**Directive**.
From the listing, collect all lines containing the word "results".

**Task material**.
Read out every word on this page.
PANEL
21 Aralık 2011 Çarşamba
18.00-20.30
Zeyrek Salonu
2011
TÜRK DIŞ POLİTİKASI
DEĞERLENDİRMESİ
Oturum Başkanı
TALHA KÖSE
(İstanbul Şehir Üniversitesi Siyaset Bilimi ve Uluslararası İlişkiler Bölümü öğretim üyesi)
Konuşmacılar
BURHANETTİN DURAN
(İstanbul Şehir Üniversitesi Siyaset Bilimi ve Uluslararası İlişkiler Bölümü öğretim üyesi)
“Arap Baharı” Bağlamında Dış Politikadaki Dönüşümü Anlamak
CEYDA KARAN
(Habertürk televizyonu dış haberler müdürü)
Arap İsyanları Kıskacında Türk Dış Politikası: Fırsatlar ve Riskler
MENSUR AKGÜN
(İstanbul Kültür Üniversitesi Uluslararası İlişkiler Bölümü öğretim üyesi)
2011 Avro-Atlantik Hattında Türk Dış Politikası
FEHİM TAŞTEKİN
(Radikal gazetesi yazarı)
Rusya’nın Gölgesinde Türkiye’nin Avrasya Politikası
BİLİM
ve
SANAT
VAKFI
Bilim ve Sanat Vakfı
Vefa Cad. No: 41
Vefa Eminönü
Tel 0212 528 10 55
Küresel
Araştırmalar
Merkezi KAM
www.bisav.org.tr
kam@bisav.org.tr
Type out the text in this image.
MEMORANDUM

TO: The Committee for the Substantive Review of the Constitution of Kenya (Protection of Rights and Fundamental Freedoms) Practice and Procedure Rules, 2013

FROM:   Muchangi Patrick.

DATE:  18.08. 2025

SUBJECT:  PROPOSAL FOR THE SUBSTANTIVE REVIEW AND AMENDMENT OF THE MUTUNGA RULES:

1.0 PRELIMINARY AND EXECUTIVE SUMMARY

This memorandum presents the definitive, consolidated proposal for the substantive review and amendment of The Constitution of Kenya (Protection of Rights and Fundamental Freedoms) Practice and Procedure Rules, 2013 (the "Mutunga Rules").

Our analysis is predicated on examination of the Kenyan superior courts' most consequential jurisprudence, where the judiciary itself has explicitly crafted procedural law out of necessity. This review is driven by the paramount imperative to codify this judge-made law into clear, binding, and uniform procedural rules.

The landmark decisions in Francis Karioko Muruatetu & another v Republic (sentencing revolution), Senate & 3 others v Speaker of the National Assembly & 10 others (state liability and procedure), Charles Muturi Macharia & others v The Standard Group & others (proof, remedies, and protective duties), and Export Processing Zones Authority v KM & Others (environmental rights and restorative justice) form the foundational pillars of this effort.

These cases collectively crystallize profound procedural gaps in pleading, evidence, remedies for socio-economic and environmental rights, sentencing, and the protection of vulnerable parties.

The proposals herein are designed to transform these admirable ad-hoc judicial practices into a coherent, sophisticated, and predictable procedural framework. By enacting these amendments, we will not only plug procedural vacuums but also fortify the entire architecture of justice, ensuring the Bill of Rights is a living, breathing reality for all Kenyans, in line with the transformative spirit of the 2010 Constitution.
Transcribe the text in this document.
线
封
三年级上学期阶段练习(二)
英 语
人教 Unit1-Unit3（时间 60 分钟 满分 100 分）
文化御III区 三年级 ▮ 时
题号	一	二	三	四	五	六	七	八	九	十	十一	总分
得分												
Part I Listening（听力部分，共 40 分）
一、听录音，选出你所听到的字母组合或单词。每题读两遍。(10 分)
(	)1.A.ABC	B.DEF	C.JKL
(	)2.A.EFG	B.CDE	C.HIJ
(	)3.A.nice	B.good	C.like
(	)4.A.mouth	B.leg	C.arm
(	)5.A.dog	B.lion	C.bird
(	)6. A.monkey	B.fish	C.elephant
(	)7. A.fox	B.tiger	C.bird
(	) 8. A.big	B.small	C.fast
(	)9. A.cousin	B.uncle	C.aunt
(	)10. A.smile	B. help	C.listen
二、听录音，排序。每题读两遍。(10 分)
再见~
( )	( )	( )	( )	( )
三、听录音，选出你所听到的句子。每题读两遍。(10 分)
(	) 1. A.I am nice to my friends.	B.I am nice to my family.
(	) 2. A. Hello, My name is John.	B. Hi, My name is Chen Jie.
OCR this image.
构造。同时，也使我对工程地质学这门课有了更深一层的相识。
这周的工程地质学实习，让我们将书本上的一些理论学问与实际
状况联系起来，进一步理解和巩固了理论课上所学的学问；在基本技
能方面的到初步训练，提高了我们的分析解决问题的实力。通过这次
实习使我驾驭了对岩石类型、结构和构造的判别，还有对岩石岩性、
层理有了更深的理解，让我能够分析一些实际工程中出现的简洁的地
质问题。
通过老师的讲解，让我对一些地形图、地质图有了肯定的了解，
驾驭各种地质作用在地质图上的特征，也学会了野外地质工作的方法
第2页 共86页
...
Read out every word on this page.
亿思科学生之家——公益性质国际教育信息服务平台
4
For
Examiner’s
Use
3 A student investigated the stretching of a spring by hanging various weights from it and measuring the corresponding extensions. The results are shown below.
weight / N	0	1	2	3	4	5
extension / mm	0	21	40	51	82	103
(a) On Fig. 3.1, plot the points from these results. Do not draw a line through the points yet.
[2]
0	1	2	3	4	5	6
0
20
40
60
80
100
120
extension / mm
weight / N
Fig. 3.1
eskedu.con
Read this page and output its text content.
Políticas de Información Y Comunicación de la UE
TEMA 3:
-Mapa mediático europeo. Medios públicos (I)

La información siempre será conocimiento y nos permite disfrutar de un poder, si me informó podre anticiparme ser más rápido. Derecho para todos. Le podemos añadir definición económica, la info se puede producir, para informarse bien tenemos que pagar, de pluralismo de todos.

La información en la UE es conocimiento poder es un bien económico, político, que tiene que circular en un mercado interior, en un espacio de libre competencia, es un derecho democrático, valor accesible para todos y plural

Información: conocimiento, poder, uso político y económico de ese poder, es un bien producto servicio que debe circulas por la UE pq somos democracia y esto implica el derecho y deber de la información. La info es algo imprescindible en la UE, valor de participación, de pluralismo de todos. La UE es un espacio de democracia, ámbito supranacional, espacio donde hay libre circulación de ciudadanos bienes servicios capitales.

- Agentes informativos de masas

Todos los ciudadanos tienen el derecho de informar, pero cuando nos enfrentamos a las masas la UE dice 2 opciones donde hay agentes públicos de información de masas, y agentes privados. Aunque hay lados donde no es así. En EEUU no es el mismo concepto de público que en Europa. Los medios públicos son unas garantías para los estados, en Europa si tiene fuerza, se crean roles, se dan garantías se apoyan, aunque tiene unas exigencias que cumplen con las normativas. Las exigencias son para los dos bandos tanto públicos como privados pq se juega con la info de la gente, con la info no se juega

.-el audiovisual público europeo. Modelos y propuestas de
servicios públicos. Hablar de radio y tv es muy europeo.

**Solution to this task**.
3 A student investigated the stretching of a spring by hanging various weights from it and measuring the corresponding extensions. The results are shown below.
(a) On Fig. 3.1, plot the points from these results. Do not draw a line through the points yet.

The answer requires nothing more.